DOCUMENT TEXT section start

Love Is in the Air

After completely dropping the Valentine’s Day, romance ball last year, I knew I needed to go above and beyond to show Angela my love and demonstrate that I’m truly Italian. During mid-afternoon I delivered our two eldest boys to their grandmother’s house, went to Trader Joe’s and Butera Market to buy food, and returned home to prepare a culinary masterpiece. I won’t reveal my secret in this blog except to say that Trader Joe’s makes this sort of thing very manageable for us guys who struggle with toasting bread. Candles were lit; the Christian equivalent of Marvin Gay was playing in the background (I think it was John Tesh), and Mommy was wearing a stunning dress. The one little snafu was our one-year-old Simeon who sat in his highchair beside us at the table (since he’s still nursing, I couldn’t drop him off at Grandma’s with his bros). Like Daniel praying in the lion’s den, I asked God to keep Simeon’s mouth shut while the candle light reflected off Angela’s beautiful green/hazel eyes.

This Valentine’s Day I have been thinking about the relationship between a husband and his wife. Paul’s words in Ephesians 5 are wonderful to meditate on. Following is another worthwhile quote from the great preacher John Chrysostom. His words have profound meaning, especially when they are considered in the light of Ephesians 5.

DOCUMENT TEXT section end
DATA PROVIDED section start

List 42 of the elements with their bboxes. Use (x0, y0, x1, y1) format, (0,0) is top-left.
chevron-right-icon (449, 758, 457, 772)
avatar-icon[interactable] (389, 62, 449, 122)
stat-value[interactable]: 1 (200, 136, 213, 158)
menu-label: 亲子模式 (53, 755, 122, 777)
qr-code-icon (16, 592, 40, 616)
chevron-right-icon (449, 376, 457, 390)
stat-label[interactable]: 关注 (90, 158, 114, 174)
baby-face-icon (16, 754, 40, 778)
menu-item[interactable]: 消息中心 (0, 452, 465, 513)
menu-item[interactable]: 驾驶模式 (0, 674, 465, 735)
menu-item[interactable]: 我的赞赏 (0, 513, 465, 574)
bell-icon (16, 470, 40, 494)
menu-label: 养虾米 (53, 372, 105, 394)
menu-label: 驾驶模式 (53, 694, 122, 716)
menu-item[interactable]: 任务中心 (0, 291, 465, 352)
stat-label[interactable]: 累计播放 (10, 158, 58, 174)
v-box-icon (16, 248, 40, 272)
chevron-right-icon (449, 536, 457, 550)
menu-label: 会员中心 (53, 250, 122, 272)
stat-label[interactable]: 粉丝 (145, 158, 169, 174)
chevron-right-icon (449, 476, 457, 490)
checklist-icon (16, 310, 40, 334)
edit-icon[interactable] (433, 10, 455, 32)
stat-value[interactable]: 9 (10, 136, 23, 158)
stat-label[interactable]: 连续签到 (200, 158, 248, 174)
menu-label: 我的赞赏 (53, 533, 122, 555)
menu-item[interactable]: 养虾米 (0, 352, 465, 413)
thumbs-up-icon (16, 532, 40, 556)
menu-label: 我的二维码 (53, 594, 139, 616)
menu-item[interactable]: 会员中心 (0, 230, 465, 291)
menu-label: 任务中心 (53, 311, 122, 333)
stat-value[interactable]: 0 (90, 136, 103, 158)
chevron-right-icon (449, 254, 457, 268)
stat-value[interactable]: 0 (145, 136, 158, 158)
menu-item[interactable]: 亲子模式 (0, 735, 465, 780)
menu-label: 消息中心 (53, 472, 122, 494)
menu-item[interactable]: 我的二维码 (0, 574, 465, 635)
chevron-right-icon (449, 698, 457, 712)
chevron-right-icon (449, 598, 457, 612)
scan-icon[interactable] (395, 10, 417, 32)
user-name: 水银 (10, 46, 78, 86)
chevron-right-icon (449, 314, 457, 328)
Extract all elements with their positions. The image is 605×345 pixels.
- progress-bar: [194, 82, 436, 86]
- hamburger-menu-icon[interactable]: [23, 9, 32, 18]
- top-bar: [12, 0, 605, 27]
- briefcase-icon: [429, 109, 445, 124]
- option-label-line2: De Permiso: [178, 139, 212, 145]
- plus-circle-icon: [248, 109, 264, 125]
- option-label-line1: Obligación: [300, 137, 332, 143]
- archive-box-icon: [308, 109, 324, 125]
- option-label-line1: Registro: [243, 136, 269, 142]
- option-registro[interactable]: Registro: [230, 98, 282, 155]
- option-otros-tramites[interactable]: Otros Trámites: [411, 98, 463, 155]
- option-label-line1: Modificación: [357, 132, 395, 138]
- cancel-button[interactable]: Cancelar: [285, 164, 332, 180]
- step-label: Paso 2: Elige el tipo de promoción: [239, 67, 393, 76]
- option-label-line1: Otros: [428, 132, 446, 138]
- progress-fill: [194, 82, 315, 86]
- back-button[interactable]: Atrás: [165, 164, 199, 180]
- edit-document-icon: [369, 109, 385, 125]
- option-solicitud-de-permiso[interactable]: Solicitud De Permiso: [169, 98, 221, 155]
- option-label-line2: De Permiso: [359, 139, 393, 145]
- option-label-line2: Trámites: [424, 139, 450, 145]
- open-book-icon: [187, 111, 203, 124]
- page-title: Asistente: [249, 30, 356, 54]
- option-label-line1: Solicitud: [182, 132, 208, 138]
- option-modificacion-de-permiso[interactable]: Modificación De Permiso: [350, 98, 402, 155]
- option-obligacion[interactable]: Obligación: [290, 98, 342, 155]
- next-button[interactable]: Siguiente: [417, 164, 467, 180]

DATA PROVIDED section end

• **COMPLETE THE FOLLOWING**:
1) Can you summarize the Valentine's Day blog post in two sentences?
2) Would you carry on the Valentine's Day blog post from the point where it stops?

• **ANSWERS FOR EACH ITEM**:
1) After completely dropping the romance ball the previous Valentine's Day, the writer took the two eldest boys to their grandmother's, bought food at Trader Joe's and Butera Market, and made a candlelit dinner for Angela, with one-year-old Simeon in his highchair at the table because he is still nursing. This Valentine's Day the writer has also been thinking about the relationship between a husband and his wife, calls Paul's words in Ephesians 5 wonderful to meditate on, and introduces a quote from the preacher John Chrysostom.

2)
John the “Golden-mouth” (Chrysostom) (c. 349 – 407) was known as an eloquent and insightful preacher who was greatly loved by his congregations in Antioch. When he became Bishop of Constantinople, the new capital of the Roman Empire, in 398 A.D., John used his position to encourage godly behavior by Christians, not least in their marriages. In an exposition of Genesis 16:1ff, he counsels husbands to show gentleness and unselfish love towards their wives and thus bring peace to the household. Such a marriage, based on mutual respect and Christian devotion, glorifies God and as a result will be “stronger than steel,” able to withstand the storms of life.

“Let us learn to be reasonable and gentle toward all, especially our wives, and to be very diligent so that if they rebuke us—whether rightly or wrongly—we may not be too exacting but may make our sole concern the removal of the cause of sadness and establish deep peace in the home. Then the wife may turn her attention toward her husband, and the husband may take refuge in his wife and find consolation at home, as in a harbor sheltered from external difficulties and troubles. The wife was given as a helper in order that the husband, strengthened by her encouragement, might be able to withstand whatever comes his way…. Those who are thus bound together will have no grief in this life nor will their pleasure suffer any harm. Wherever harmony, peace, and the bond of love exist between a wife and husband, all good things will flow together, and they will become impregnable to every assault, being fortified by the great and unassailable wall of divine harmony. This will make them stronger than steel, harder than iron, and supply them with more benefits than all wealth and possessions; this will lead them to the highest distinction and recommend them to God’s abundant favor.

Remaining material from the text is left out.